Dataset items
## begin

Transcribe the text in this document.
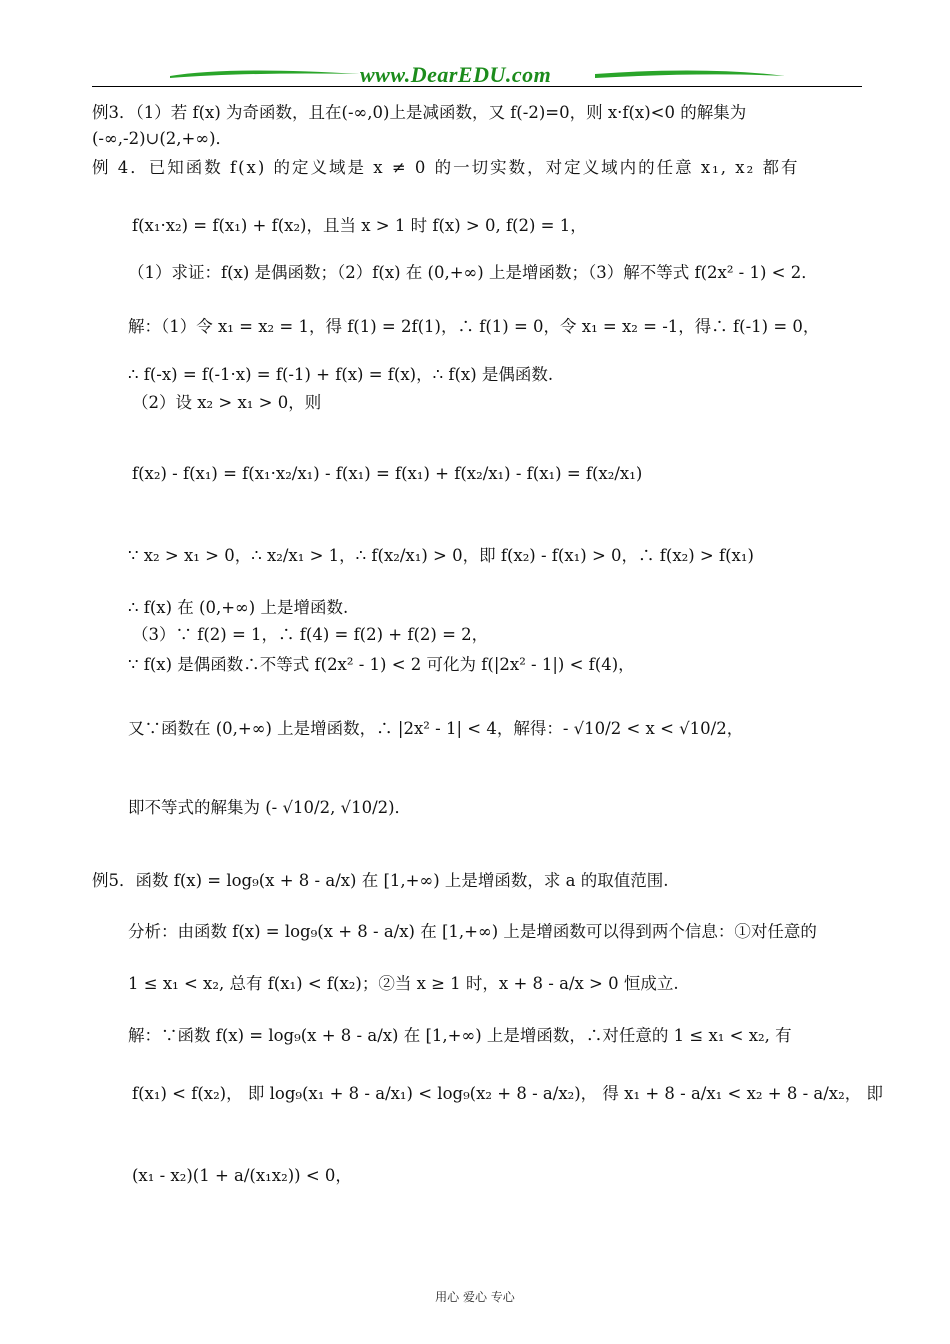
www.DearEDU.com
例3．（1）若 f(x) 为奇函数，且在(-∞,0)上是减函数，又 f(-2)=0，则 x·f(x)<0 的解集为
(-∞,-2)∪(2,+∞)．
例 4．已知函数 f(x) 的定义域是 x ≠ 0 的一切实数，对定义域内的任意 x₁, x₂ 都有
f(x₁·x₂) = f(x₁) + f(x₂)，且当 x > 1 时 f(x) > 0, f(2) = 1，
（1）求证：f(x) 是偶函数；（2）f(x) 在 (0,+∞) 上是增函数；（3）解不等式 f(2x² - 1) < 2．
解：（1）令 x₁ = x₂ = 1，得 f(1) = 2f(1)，∴ f(1) = 0，令 x₁ = x₂ = -1，得∴ f(-1) = 0，
∴ f(-x) = f(-1·x) = f(-1) + f(x) = f(x)，∴ f(x) 是偶函数.
（2）设 x₂ > x₁ > 0，则
f(x₂) - f(x₁) = f(x₁·x₂/x₁) - f(x₁) = f(x₁) + f(x₂/x₁) - f(x₁) = f(x₂/x₁)
∵ x₂ > x₁ > 0，∴ x₂/x₁ > 1，∴ f(x₂/x₁) > 0，即 f(x₂) - f(x₁) > 0，∴ f(x₂) > f(x₁)
∴ f(x) 在 (0,+∞) 上是增函数.
（3）∵ f(2) = 1，∴ f(4) = f(2) + f(2) = 2，
∵ f(x) 是偶函数∴不等式 f(2x² - 1) < 2 可化为 f(|2x² - 1|) < f(4)，
又∵函数在 (0,+∞) 上是增函数，∴ |2x² - 1| < 4，解得：- √10/2 < x < √10/2，
即不等式的解集为 (- √10/2, √10/2)．
例5．函数 f(x) = log₉(x + 8 - a/x) 在 [1,+∞) 上是增函数，求 a 的取值范围.
分析：由函数 f(x) = log₉(x + 8 - a/x) 在 [1,+∞) 上是增函数可以得到两个信息：①对任意的
1 ≤ x₁ < x₂, 总有 f(x₁) < f(x₂)；②当 x ≥ 1 时，x + 8 - a/x > 0 恒成立.
解：∵函数 f(x) = log₉(x + 8 - a/x) 在 [1,+∞) 上是增函数，∴对任意的 1 ≤ x₁ < x₂, 有
f(x₁) < f(x₂)， 即 log₉(x₁ + 8 - a/x₁) < log₉(x₂ + 8 - a/x₂)， 得 x₁ + 8 - a/x₁ < x₂ + 8 - a/x₂， 即
(x₁ - x₂)(1 + a/(x₁x₂)) < 0，
用心 爱心 专心
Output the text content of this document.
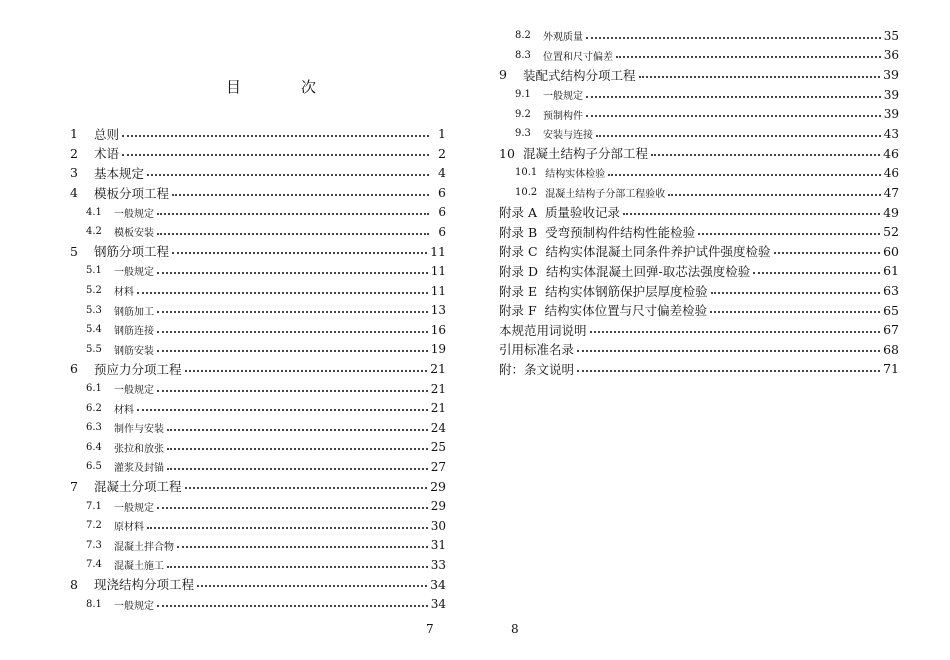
目	次
1	总则	1
2	术语	2
3	基本规定	4
4	模板分项工程	6
4.1	一般规定	6
4.2	模板安装	6
5	钢筋分项工程	11
5.1	一般规定	11
5.2	材料	11
5.3	钢筋加工	13
5.4	钢筋连接	16
5.5	钢筋安装	19
6	预应力分项工程	21
6.1	一般规定	21
6.2	材料	21
6.3	制作与安装	24
6.4	张拉和放张	25
6.5	灌浆及封锚	27
7	混凝土分项工程	29
7.1	一般规定	29
7.2	原材料	30
7.3	混凝土拌合物	31
7.4	混凝土施工	33
8	现浇结构分项工程	34
8.1	一般规定	34
7
8.2	外观质量	35
8.3	位置和尺寸偏差	36
9	装配式结构分项工程	39
9.1	一般规定	39
9.2	预制构件	39
9.3	安装与连接	43
10 混凝土结构子分部工程	46
10.1 结构实体检验	46
10.2 混凝土结构子分部工程验收	47
附录 A 质量验收记录	49
附录 B 受弯预制构件结构性能检验	52
附录 C 结构实体混凝土同条件养护试件强度检验	60
附录 D 结构实体混凝土回弹-取芯法强度检验	61
附录 E 结构实体钢筋保护层厚度检验	63
附录 F 结构实体位置与尺寸偏差检验	65
本规范用词说明	67
引用标准名录	68
附：条文说明	71
8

## end

### Task to complete:
Write out the records above exactly as they stand, leaving out every picture.

### Finished answer:
Transcribe the text in this document.
www.DearEDU.com
例3．（1）若 f(x) 为奇函数，且在(-∞,0)上是减函数，又 f(-2)=0，则 x·f(x)<0 的解集为
(-∞,-2)∪(2,+∞)．
例 4．已知函数 f(x) 的定义域是 x ≠ 0 的一切实数，对定义域内的任意 x₁, x₂ 都有
f(x₁·x₂) = f(x₁) + f(x₂)，且当 x > 1 时 f(x) > 0, f(2) = 1，
（1）求证：f(x) 是偶函数；（2）f(x) 在 (0,+∞) 上是增函数；（3）解不等式 f(2x² - 1) < 2．
解：（1）令 x₁ = x₂ = 1，得 f(1) = 2f(1)，∴ f(1) = 0，令 x₁ = x₂ = -1，得∴ f(-1) = 0，
∴ f(-x) = f(-1·x) = f(-1) + f(x) = f(x)，∴ f(x) 是偶函数.
（2）设 x₂ > x₁ > 0，则
f(x₂) - f(x₁) = f(x₁·x₂/x₁) - f(x₁) = f(x₁) + f(x₂/x₁) - f(x₁) = f(x₂/x₁)
∵ x₂ > x₁ > 0，∴ x₂/x₁ > 1，∴ f(x₂/x₁) > 0，即 f(x₂) - f(x₁) > 0，∴ f(x₂) > f(x₁)
∴ f(x) 在 (0,+∞) 上是增函数.
（3）∵ f(2) = 1，∴ f(4) = f(2) + f(2) = 2，
∵ f(x) 是偶函数∴不等式 f(2x² - 1) < 2 可化为 f(|2x² - 1|) < f(4)，
又∵函数在 (0,+∞) 上是增函数，∴ |2x² - 1| < 4，解得：- √10/2 < x < √10/2，
即不等式的解集为 (- √10/2, √10/2)．
例5．函数 f(x) = log₉(x + 8 - a/x) 在 [1,+∞) 上是增函数，求 a 的取值范围.
分析：由函数 f(x) = log₉(x + 8 - a/x) 在 [1,+∞) 上是增函数可以得到两个信息：①对任意的
1 ≤ x₁ < x₂, 总有 f(x₁) < f(x₂)；②当 x ≥ 1 时，x + 8 - a/x > 0 恒成立.
解：∵函数 f(x) = log₉(x + 8 - a/x) 在 [1,+∞) 上是增函数，∴对任意的 1 ≤ x₁ < x₂, 有
f(x₁) < f(x₂)， 即 log₉(x₁ + 8 - a/x₁) < log₉(x₂ + 8 - a/x₂)， 得 x₁ + 8 - a/x₁ < x₂ + 8 - a/x₂， 即
(x₁ - x₂)(1 + a/(x₁x₂)) < 0，
用心 爱心 专心
Output the text content of this document.
目	次
1	总则	1
2	术语	2
3	基本规定	4
4	模板分项工程	6
4.1	一般规定	6
4.2	模板安装	6
5	钢筋分项工程	11
5.1	一般规定	11
5.2	材料	11
5.3	钢筋加工	13
5.4	钢筋连接	16
5.5	钢筋安装	19
6	预应力分项工程	21
6.1	一般规定	21
6.2	材料	21
6.3	制作与安装	24
6.4	张拉和放张	25
6.5	灌浆及封锚	27
7	混凝土分项工程	29
7.1	一般规定	29
7.2	原材料	30
7.3	混凝土拌合物	31
7.4	混凝土施工	33
8	现浇结构分项工程	34
8.1	一般规定	34
7
8.2	外观质量	35
8.3	位置和尺寸偏差	36
9	装配式结构分项工程	39
9.1	一般规定	39
9.2	预制构件	39
9.3	安装与连接	43
10 混凝土结构子分部工程	46
10.1 结构实体检验	46
10.2 混凝土结构子分部工程验收	47
附录 A 质量验收记录	49
附录 B 受弯预制构件结构性能检验	52
附录 C 结构实体混凝土同条件养护试件强度检验	60
附录 D 结构实体混凝土回弹-取芯法强度检验	61
附录 E 结构实体钢筋保护层厚度检验	63
附录 F 结构实体位置与尺寸偏差检验	65
本规范用词说明	67
引用标准名录	68
附：条文说明	71
8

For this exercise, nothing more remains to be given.